▶ [Written instruction]:
Count every line that holds the string "tabs", then give that number alone.

▶ [Material]:

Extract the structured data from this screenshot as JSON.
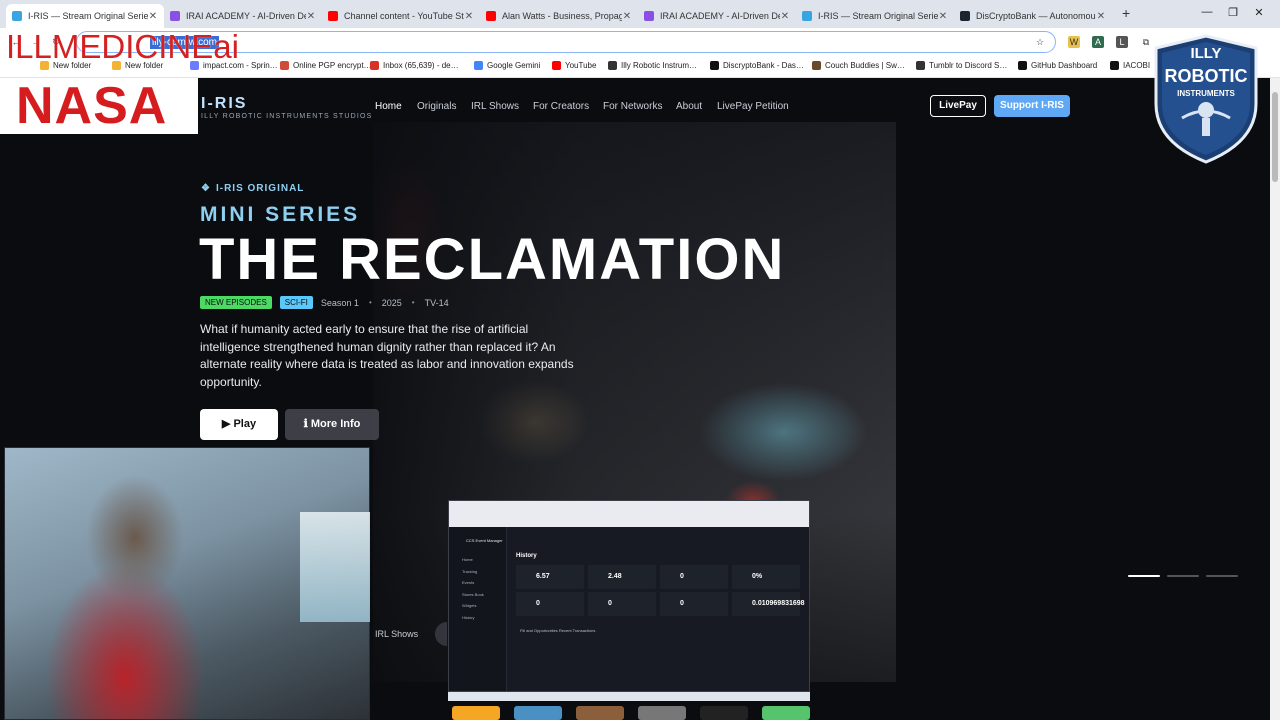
{
  "browser": {
    "tabs": [
      {
        "title": "I-RIS — Stream Original Series",
        "color": "#37a6e0",
        "active": true
      },
      {
        "title": "IRAI ACADEMY - AI-Driven Dev",
        "color": "#8a4fe3",
        "active": false
      },
      {
        "title": "Channel content - YouTube Stu",
        "color": "#ff0000",
        "active": false
      },
      {
        "title": "Alan Watts - Business, Propaga",
        "color": "#ff0000",
        "active": false
      },
      {
        "title": "IRAI ACADEMY - AI-Driven Dev",
        "color": "#8a4fe3",
        "active": false
      },
      {
        "title": "I-RIS — Stream Original Series",
        "color": "#37a6e0",
        "active": false
      },
      {
        "title": "DisCryptoBank — Autonomous",
        "color": "#1c2430",
        "active": false
      }
    ],
    "new_tab": "+",
    "url": "illy-com.w.com",
    "bookmarks": [
      {
        "label": "New folder",
        "color": "#f2b233"
      },
      {
        "label": "New folder",
        "color": "#f2b233"
      },
      {
        "label": "impact.com - Sprin…",
        "color": "#6a7cff"
      },
      {
        "label": "Online PGP encrypt…",
        "color": "#d04a3b"
      },
      {
        "label": "Inbox (65,639) - de…",
        "color": "#d93025"
      },
      {
        "label": "Google Gemini",
        "color": "#4285f4"
      },
      {
        "label": "YouTube",
        "color": "#ff0000"
      },
      {
        "label": "Illy Robotic Instrum…",
        "color": "#333333"
      },
      {
        "label": "DiscryptoBank - Das…",
        "color": "#111111"
      },
      {
        "label": "Couch Buddies | Sw…",
        "color": "#6b4a2b"
      },
      {
        "label": "Tumblr to Discord S…",
        "color": "#333333"
      },
      {
        "label": "GitHub Dashboard",
        "color": "#111111"
      },
      {
        "label": "IACOBI",
        "color": "#111111"
      }
    ]
  },
  "overlays": {
    "ill_text": "ILLMEDICINEai",
    "nasa_text": "NASA",
    "badge_top": "ILLY",
    "badge_mid": "ROBOTIC",
    "badge_bottom": "INSTRUMENTS"
  },
  "site": {
    "logo": "I-RIS",
    "logo_sub": "ILLY ROBOTIC INSTRUMENTS STUDIOS",
    "nav": [
      "Home",
      "Originals",
      "IRL Shows",
      "For Creators",
      "For Networks",
      "About",
      "LivePay Petition"
    ],
    "livepay_label": "LivePay",
    "support_label": "Support I-RIS"
  },
  "hero": {
    "eyebrow": "I-RIS ORIGINAL",
    "subtitle": "MINI SERIES",
    "title": "THE RECLAMATION",
    "badges": [
      {
        "label": "NEW EPISODES",
        "color": "#4cd964"
      },
      {
        "label": "SCI-FI",
        "color": "#5ac8fa"
      }
    ],
    "meta": [
      "Season 1",
      "2025",
      "TV-14"
    ],
    "description": "What if humanity acted early to ensure that the rise of artificial intelligence strengthened human dignity rather than replaced it? An alternate reality where data is treated as labor and innovation expands opportunity.",
    "play_label": "▶ Play",
    "info_label": "ℹ More Info"
  },
  "row": {
    "irl_label": "IRL Shows"
  },
  "mini_app": {
    "title": "CCS Event Manager",
    "heading": "History",
    "sidebar": [
      "Home",
      "Tracking",
      "Events",
      "Stores Book",
      "Widgets",
      "History"
    ],
    "cards": [
      {
        "value": "6.57"
      },
      {
        "value": "2.48"
      },
      {
        "value": "0"
      },
      {
        "value": "0%"
      },
      {
        "value": "0"
      },
      {
        "value": "0"
      },
      {
        "value": "0"
      },
      {
        "value": "0.010969831698"
      }
    ],
    "tabs": "Fill and Opportunities    Recent Transactions"
  }
}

▶ [Full output]:
2